● **Exercise input**:
· · · ·
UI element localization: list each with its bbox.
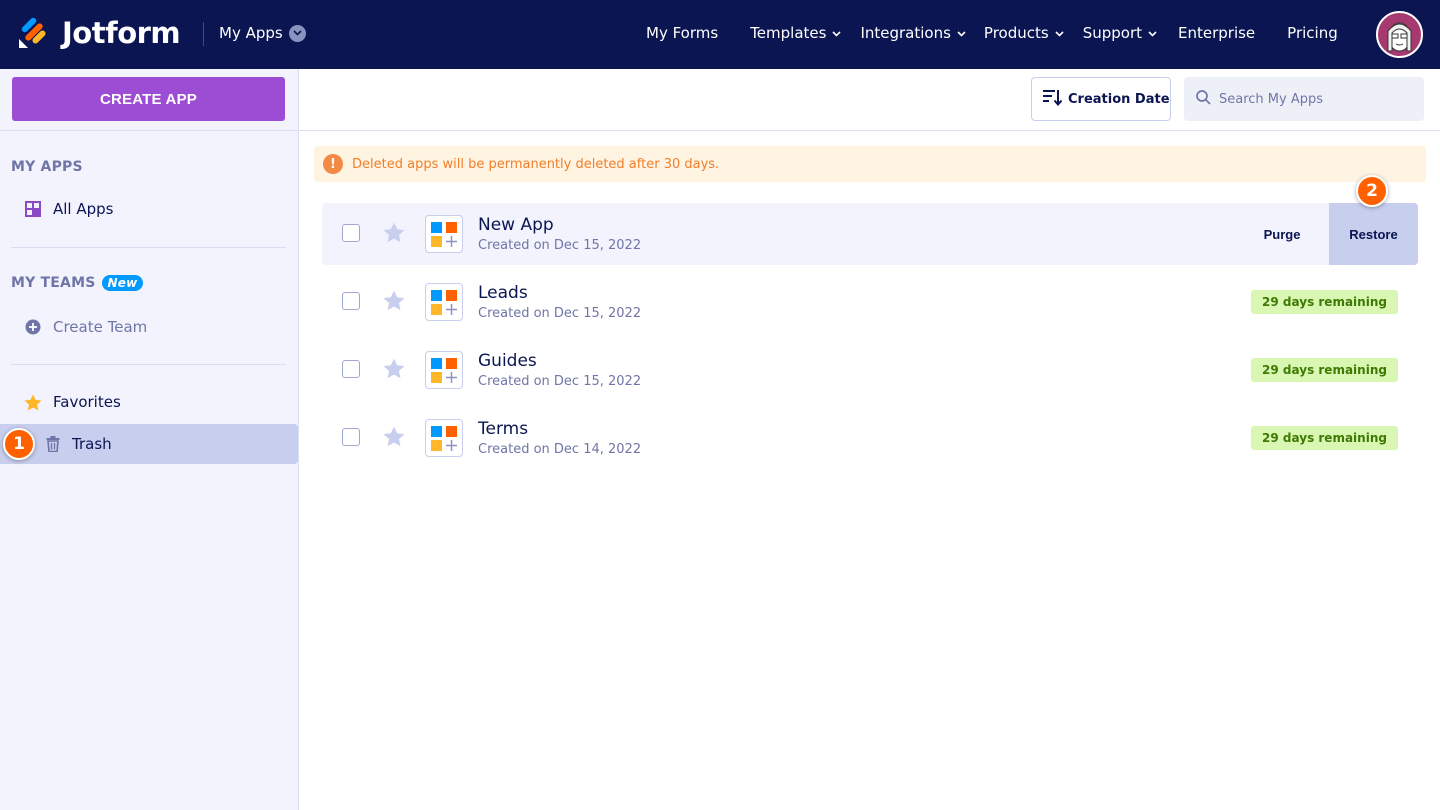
jotform-logo-icon — [18, 17, 50, 49]
app-created-date: Created on Dec 15, 2022 — [478, 374, 642, 389]
sidebar-item-favorites[interactable]: Favorites — [0, 382, 298, 422]
list-item[interactable]: Guides Created on Dec 15, 2022 29 days r… — [322, 339, 1418, 401]
nav-my-forms[interactable]: My Forms — [646, 24, 718, 42]
row-checkbox[interactable] — [342, 292, 360, 310]
step-marker-2: 2 — [1356, 175, 1388, 207]
list-item[interactable]: Terms Created on Dec 14, 2022 29 days re… — [322, 407, 1418, 469]
section-heading-label: MY TEAMS — [11, 275, 96, 291]
divider — [11, 247, 286, 248]
chevron-down-icon — [832, 31, 842, 37]
star-icon — [24, 393, 42, 411]
app-icon — [425, 419, 463, 457]
nav-enterprise[interactable]: Enterprise — [1178, 24, 1255, 42]
trash-icon — [44, 435, 62, 453]
sidebar-item-create-team[interactable]: Create Team — [0, 307, 298, 347]
sidebar-item-label: Trash — [72, 435, 112, 453]
sidebar-item-label: Favorites — [53, 393, 121, 411]
nav-templates[interactable]: Templates — [750, 24, 842, 42]
app-icon — [425, 215, 463, 253]
nav-link-label: Templates — [750, 24, 827, 42]
search-input[interactable] — [1219, 91, 1409, 107]
product-switcher-label: My Apps — [219, 24, 283, 42]
app-created-date: Created on Dec 15, 2022 — [478, 306, 642, 321]
sidebar-item-all-apps[interactable]: All Apps — [0, 189, 298, 229]
restore-button[interactable]: Restore — [1329, 203, 1418, 265]
my-teams-heading: MY TEAMS New — [11, 275, 144, 291]
star-icon[interactable] — [383, 426, 405, 448]
plus-circle-icon — [24, 318, 42, 336]
app-created-date: Created on Dec 15, 2022 — [478, 238, 642, 253]
nav-products[interactable]: Products — [984, 24, 1064, 42]
row-checkbox[interactable] — [342, 360, 360, 378]
sort-button[interactable]: Creation Date — [1031, 77, 1171, 121]
brand-name: Jotform — [62, 16, 181, 50]
nav-link-label: Pricing — [1287, 24, 1338, 42]
section-heading-label: MY APPS — [11, 159, 83, 175]
sidebar-item-label: All Apps — [53, 200, 114, 218]
app-title: Leads — [478, 283, 528, 303]
list-item[interactable]: New App Created on Dec 15, 2022 Purge Re… — [322, 203, 1418, 265]
product-switcher[interactable]: My Apps — [219, 24, 306, 42]
user-avatar[interactable] — [1376, 11, 1423, 58]
days-remaining-badge: 29 days remaining — [1251, 358, 1398, 382]
star-icon[interactable] — [383, 222, 405, 244]
nav-pricing[interactable]: Pricing — [1287, 24, 1338, 42]
top-navigation-bar: Jotform My Apps My Forms Templates Integ… — [0, 0, 1440, 69]
purge-button[interactable]: Purge — [1236, 203, 1328, 265]
list-item[interactable]: Leads Created on Dec 15, 2022 29 days re… — [322, 271, 1418, 333]
nav-support[interactable]: Support — [1083, 24, 1157, 42]
nav-links: My Forms Templates Integrations Products… — [646, 24, 1338, 42]
chevron-down-icon — [1055, 31, 1064, 37]
app-created-date: Created on Dec 14, 2022 — [478, 442, 642, 457]
star-icon[interactable] — [383, 290, 405, 312]
days-remaining-badge: 29 days remaining — [1251, 426, 1398, 450]
app-icon — [425, 283, 463, 321]
sidebar-item-trash[interactable]: Trash — [0, 424, 298, 464]
create-app-button[interactable]: CREATE APP — [12, 77, 285, 121]
app-title: Guides — [478, 351, 537, 371]
sort-icon — [1042, 88, 1063, 110]
step-marker-1: 1 — [3, 428, 35, 460]
row-checkbox[interactable] — [342, 224, 360, 242]
sidebar-item-label: Create Team — [53, 318, 148, 336]
app-title: Terms — [478, 419, 529, 439]
nav-link-label: Enterprise — [1178, 24, 1256, 42]
warning-icon: ! — [323, 154, 343, 174]
search-icon — [1196, 89, 1211, 109]
list-toolbar: Creation Date — [300, 69, 1440, 131]
nav-integrations[interactable]: Integrations — [860, 24, 966, 42]
chevron-down-icon — [1148, 31, 1157, 37]
app-icon — [425, 351, 463, 389]
trash-warning-banner: ! Deleted apps will be permanently delet… — [314, 146, 1426, 182]
nav-link-label: Products — [983, 24, 1049, 42]
nav-divider — [203, 22, 204, 46]
my-apps-heading: MY APPS — [11, 159, 83, 175]
new-badge: New — [101, 275, 144, 291]
divider — [0, 130, 298, 131]
sort-button-label: Creation Date — [1068, 91, 1170, 107]
star-icon[interactable] — [383, 358, 405, 380]
nav-link-label: Integrations — [860, 24, 951, 42]
divider — [11, 364, 286, 365]
grid-icon — [24, 200, 42, 218]
days-remaining-badge: 29 days remaining — [1251, 290, 1398, 314]
brand-logo-link[interactable]: Jotform — [18, 16, 181, 50]
row-checkbox[interactable] — [342, 428, 360, 446]
search-box — [1184, 77, 1424, 121]
banner-text: Deleted apps will be permanently deleted… — [352, 156, 720, 172]
nav-link-label: My Forms — [646, 24, 719, 42]
nav-link-label: Support — [1082, 24, 1142, 42]
sidebar: CREATE APP MY APPS All Apps MY TEAMS New — [0, 69, 299, 810]
app-title: New App — [478, 215, 554, 235]
chevron-down-icon — [957, 31, 966, 37]
chevron-down-icon — [288, 24, 306, 42]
· · · ·
● **Aim**: Render every line above as a JSON list of strings, one string per line, leaving out blank lines and the pictures.

● **Output for this task**:
[
  "UI element localization: list each with its bbox.",
  "jotform-logo-icon — [18, 17, 50, 49]",
  "app-created-date: Created on Dec 15, 2022 — [478, 374, 642, 389]",
  "sidebar-item-favorites[interactable]: Favorites — [0, 382, 298, 422]",
  "list-item[interactable]: Guides Created on Dec 15, 2022 29 days r… — [322, 339, 1418, 401]",
  "nav-my-forms[interactable]: My Forms — [646, 24, 718, 42]",
  "row-checkbox[interactable] — [342, 292, 360, 310]",
  "step-marker-2: 2 — [1356, 175, 1388, 207]",
  "list-item[interactable]: Terms Created on Dec 14, 2022 29 days re… — [322, 407, 1418, 469]",
  "section-heading-label: MY TEAMS — [11, 275, 96, 291]",
  "divider — [11, 247, 286, 248]",
  "chevron-down-icon — [832, 31, 842, 37]",
  "star-icon — [24, 393, 42, 411]",
  "app-icon — [425, 419, 463, 457]",
  "nav-enterprise[interactable]: Enterprise — [1178, 24, 1255, 42]",
  "trash-icon — [44, 435, 62, 453]",
  "sidebar-item-create-team[interactable]: Create Team — [0, 307, 298, 347]",
  "sidebar-item-label: Trash — [72, 435, 112, 453]",
  "sidebar-item-label: Favorites — [53, 393, 121, 411]",
  "nav-templates[interactable]: Templates — [750, 24, 842, 42]",
  "app-icon — [425, 215, 463, 253]",
  "nav-link-label: Templates — [750, 24, 827, 42]",
  "search-input[interactable] — [1219, 91, 1409, 107]",
  "product-switcher-label: My Apps — [219, 24, 283, 42]",
  "app-created-date: Created on Dec 15, 2022 — [478, 306, 642, 321]",
  "sidebar-item-all-apps[interactable]: All Apps — [0, 189, 298, 229]",
  "restore-button[interactable]: Restore — [1329, 203, 1418, 265]",
  "my-teams-heading: MY TEAMS New — [11, 275, 144, 291]",
  "star-icon[interactable] — [383, 426, 405, 448]",
  "plus-circle-icon — [24, 318, 42, 336]",
  "app-created-date: Created on Dec 15, 2022 — [478, 238, 642, 253]",
  "nav-products[interactable]: Products — [984, 24, 1064, 42]",
  "row-checkbox[interactable] — [342, 360, 360, 378]",
  "sort-button[interactable]: Creation Date — [1031, 77, 1171, 121]",
  "brand-name: Jotform — [62, 16, 181, 50]",
  "nav-link-label: Pricing — [1287, 24, 1338, 42]",
  "section-heading-label: MY APPS — [11, 159, 83, 175]",
  "sidebar-item-label: All Apps — [53, 200, 114, 218]",
  "app-title: Leads — [478, 283, 528, 303]",
  "list-item[interactable]: New App Created on Dec 15, 2022 Purge Re… — [322, 203, 1418, 265]",
  "product-switcher[interactable]: My Apps — [219, 24, 306, 42]",
  "user-avatar[interactable] — [1376, 11, 1423, 58]",
  "days-remaining-badge: 29 days remaining — [1251, 358, 1398, 382]",
  "star-icon[interactable] — [383, 222, 405, 244]",
  "nav-pricing[interactable]: Pricing — [1287, 24, 1338, 42]",
  "top-navigation-bar: Jotform My Apps My Forms Templates Integ… — [0, 0, 1440, 69]",
  "purge-button[interactable]: Purge — [1236, 203, 1328, 265]",
  "list-item[interactable]: Leads Created on Dec 15, 2022 29 days re… — [322, 271, 1418, 333]",
  "nav-support[interactable]: Support — [1083, 24, 1157, 42]",
  "nav-links: My Forms Templates Integrations Products… — [646, 24, 1338, 42]",
  "chevron-down-icon — [1055, 31, 1064, 37]",
  "app-created-date: Created on Dec 14, 2022 — [478, 442, 642, 457]",
  "star-icon[interactable] — [383, 290, 405, 312]",
  "days-remaining-badge: 29 days remaining — [1251, 426, 1398, 450]",
  "app-icon — [425, 283, 463, 321]",
  "sidebar-item-trash[interactable]: Trash — [0, 424, 298, 464]",
  "create-app-button[interactable]: CREATE APP — [12, 77, 285, 121]",
  "app-title: Guides — [478, 351, 537, 371]",
  "sort-icon — [1042, 88, 1063, 110]",
  "step-marker-1: 1 — [3, 428, 35, 460]",
  "row-checkbox[interactable] — [342, 224, 360, 242]",
  "sidebar-item-label: Create Team — [53, 318, 148, 336]",
  "app-title: Terms — [478, 419, 529, 439]",
  "nav-link-label: Enterprise — [1178, 24, 1256, 42]",
  "warning-icon: ! — [323, 154, 343, 174]",
  "search-icon — [1196, 89, 1211, 109]",
  "list-toolbar: Creation Date — [300, 69, 1440, 131]",
  "nav-integrations[interactable]: Integrations — [860, 24, 966, 42]",
  "chevron-down-icon — [1148, 31, 1157, 37]",
  "app-icon — [425, 351, 463, 389]",
  "trash-warning-banner: ! Deleted apps will be permanently delet… — [314, 146, 1426, 182]",
  "nav-link-label: Products — [983, 24, 1049, 42]",
  "nav-divider — [203, 22, 204, 46]",
  "my-apps-heading: MY APPS — [11, 159, 83, 175]",
  "new-badge: New — [101, 275, 144, 291]",
  "divider — [0, 130, 298, 131]",
  "sort-button-label: Creation Date — [1068, 91, 1170, 107]",
  "star-icon[interactable] — [383, 358, 405, 380]",
  "nav-link-label: Integrations — [860, 24, 951, 42]",
  "divider — [11, 364, 286, 365]",
  "grid-icon — [24, 200, 42, 218]",
  "days-remaining-badge: 29 days remaining — [1251, 290, 1398, 314]",
  "brand-logo-link[interactable]: Jotform — [18, 16, 181, 50]",
  "row-checkbox[interactable] — [342, 428, 360, 446]",
  "search-box — [1184, 77, 1424, 121]",
  "banner-text: Deleted apps will be permanently deleted… — [352, 156, 720, 172]",
  "nav-link-label: My Forms — [646, 24, 719, 42]",
  "nav-link-label: Support — [1082, 24, 1142, 42]",
  "sidebar: CREATE APP MY APPS All Apps MY TEAMS New — [0, 69, 299, 810]",
  "app-title: New App — [478, 215, 554, 235]",
  "chevron-down-icon — [957, 31, 966, 37]",
  "chevron-down-icon — [288, 24, 306, 42]"
]